● SUPPLIED ENTRIES
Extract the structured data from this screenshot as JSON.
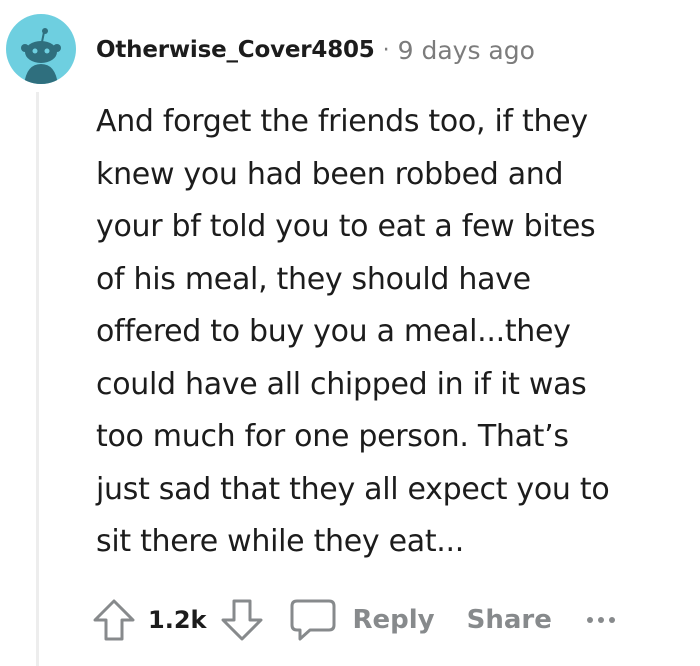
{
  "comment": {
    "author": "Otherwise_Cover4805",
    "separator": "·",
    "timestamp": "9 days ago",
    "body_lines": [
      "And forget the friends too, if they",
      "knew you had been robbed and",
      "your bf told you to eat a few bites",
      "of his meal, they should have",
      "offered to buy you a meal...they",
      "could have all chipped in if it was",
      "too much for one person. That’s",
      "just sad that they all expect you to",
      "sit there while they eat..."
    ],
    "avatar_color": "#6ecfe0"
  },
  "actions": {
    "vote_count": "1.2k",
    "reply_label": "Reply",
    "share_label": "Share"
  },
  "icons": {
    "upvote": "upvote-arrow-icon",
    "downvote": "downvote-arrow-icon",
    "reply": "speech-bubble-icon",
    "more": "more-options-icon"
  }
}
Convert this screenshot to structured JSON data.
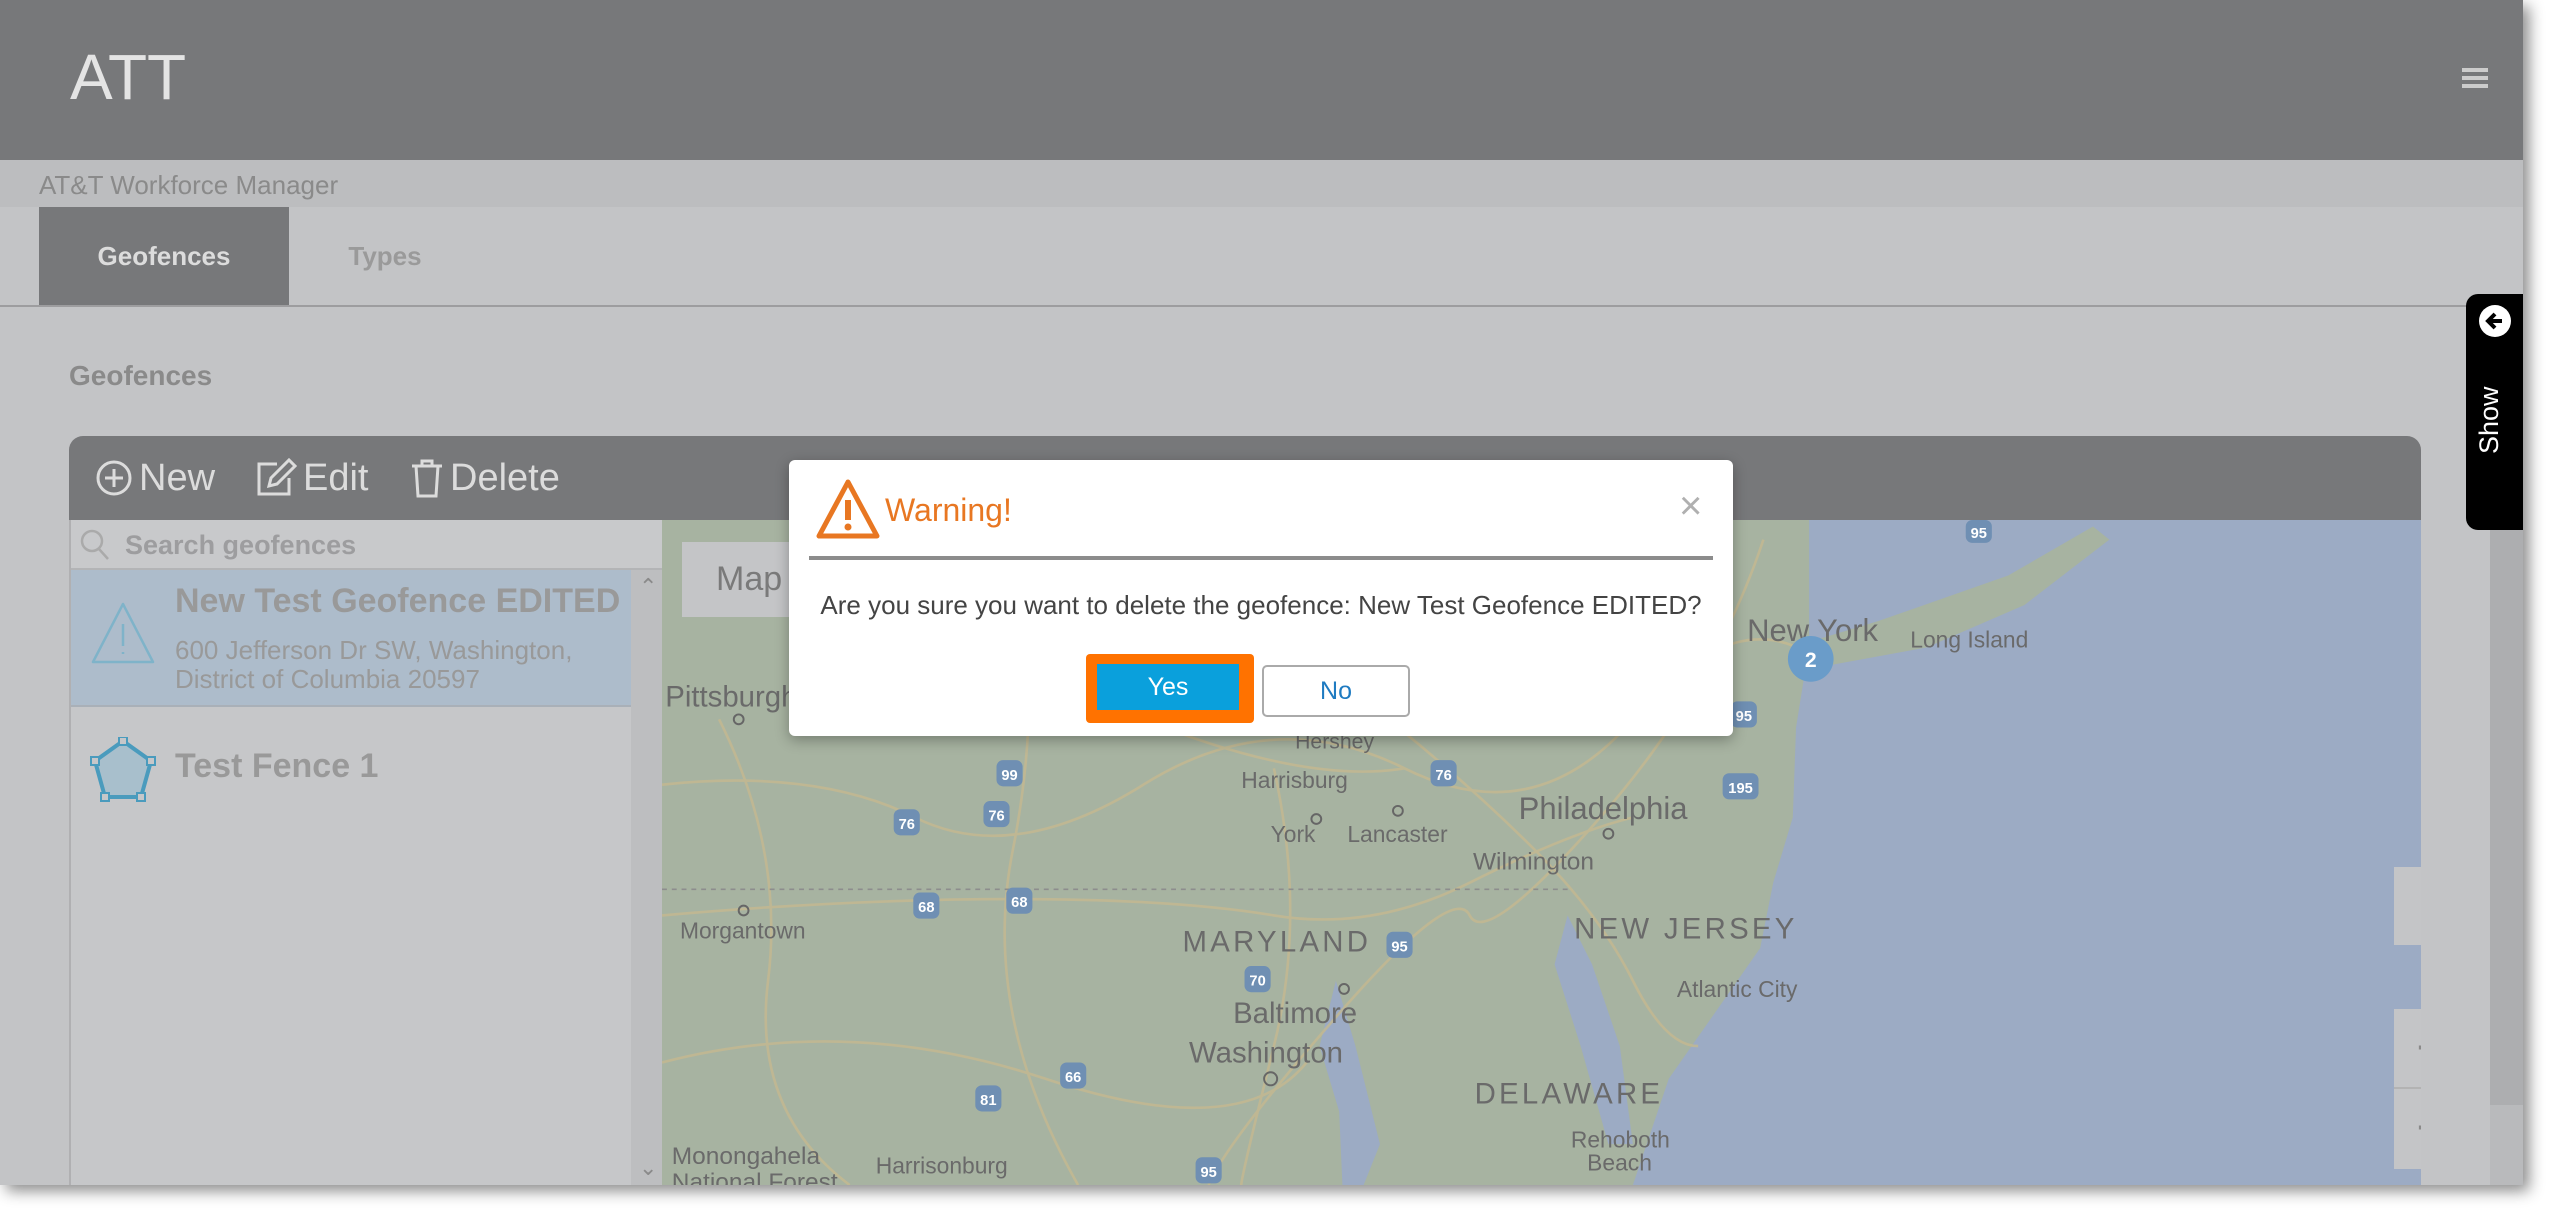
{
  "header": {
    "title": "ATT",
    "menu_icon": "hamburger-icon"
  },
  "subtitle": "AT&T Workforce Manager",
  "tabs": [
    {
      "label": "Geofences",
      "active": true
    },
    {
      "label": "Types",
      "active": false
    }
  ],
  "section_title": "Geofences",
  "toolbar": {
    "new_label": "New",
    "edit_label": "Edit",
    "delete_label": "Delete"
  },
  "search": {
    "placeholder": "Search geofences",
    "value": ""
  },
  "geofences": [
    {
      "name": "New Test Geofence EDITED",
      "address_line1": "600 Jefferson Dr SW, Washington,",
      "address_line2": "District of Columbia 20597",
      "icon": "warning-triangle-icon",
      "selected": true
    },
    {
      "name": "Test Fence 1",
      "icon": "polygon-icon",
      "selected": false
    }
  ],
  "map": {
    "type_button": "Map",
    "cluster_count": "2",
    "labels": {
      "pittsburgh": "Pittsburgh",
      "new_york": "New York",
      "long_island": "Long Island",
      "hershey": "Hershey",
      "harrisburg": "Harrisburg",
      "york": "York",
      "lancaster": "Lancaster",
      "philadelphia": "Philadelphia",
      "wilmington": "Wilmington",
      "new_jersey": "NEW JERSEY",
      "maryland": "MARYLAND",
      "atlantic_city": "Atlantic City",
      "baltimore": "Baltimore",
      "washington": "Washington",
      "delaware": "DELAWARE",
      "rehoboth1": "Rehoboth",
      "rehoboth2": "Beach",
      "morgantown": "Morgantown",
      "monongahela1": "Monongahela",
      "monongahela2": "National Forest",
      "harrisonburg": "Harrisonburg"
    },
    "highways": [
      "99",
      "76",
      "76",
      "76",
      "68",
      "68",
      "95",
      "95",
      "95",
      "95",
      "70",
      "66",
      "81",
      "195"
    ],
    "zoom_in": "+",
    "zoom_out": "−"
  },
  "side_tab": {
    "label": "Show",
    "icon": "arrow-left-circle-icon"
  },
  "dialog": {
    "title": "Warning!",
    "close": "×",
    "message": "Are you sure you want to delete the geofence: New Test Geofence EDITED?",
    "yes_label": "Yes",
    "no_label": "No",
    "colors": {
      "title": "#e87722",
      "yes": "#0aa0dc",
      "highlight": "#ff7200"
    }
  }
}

...

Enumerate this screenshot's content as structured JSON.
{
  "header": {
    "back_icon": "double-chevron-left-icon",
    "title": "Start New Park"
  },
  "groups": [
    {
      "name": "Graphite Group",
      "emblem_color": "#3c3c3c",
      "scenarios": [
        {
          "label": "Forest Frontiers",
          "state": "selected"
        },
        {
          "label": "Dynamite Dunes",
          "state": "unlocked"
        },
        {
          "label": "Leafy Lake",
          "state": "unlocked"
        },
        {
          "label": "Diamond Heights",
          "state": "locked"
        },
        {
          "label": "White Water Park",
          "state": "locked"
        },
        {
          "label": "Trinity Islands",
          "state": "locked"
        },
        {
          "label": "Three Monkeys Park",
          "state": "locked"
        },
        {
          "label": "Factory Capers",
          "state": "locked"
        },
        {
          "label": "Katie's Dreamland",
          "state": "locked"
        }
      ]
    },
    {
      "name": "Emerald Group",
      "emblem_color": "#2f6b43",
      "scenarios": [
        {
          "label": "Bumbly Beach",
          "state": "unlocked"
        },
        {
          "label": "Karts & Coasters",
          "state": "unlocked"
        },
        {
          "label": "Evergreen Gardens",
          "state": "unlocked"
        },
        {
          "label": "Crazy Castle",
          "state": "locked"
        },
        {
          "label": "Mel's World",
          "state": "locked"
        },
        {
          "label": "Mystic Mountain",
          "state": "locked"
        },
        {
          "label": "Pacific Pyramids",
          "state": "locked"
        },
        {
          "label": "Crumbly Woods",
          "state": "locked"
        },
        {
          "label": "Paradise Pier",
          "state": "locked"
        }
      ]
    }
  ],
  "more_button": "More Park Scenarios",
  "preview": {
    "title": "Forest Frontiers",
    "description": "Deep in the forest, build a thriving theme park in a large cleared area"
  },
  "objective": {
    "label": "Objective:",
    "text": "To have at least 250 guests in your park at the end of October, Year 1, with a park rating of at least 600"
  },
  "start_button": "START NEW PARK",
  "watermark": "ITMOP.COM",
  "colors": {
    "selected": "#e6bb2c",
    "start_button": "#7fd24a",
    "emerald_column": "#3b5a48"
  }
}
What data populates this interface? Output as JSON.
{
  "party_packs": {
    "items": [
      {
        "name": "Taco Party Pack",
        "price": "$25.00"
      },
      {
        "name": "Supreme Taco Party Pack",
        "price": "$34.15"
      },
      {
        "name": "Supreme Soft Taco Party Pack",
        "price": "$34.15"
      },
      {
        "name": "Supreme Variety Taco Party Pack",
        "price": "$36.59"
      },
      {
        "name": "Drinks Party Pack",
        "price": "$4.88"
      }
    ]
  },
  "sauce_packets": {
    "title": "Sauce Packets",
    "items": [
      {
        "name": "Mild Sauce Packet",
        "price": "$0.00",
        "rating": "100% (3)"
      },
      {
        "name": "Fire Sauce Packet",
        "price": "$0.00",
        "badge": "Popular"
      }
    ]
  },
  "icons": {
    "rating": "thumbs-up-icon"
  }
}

● SHORT EXERCISE
Look through the data and show every line containing "your".

● FULL RESPONSE
      "your bf told you to eat a few bites",
    "text": "To have at least 250 guests in your park at the end of October, Year 1, with a park rating of at least 600"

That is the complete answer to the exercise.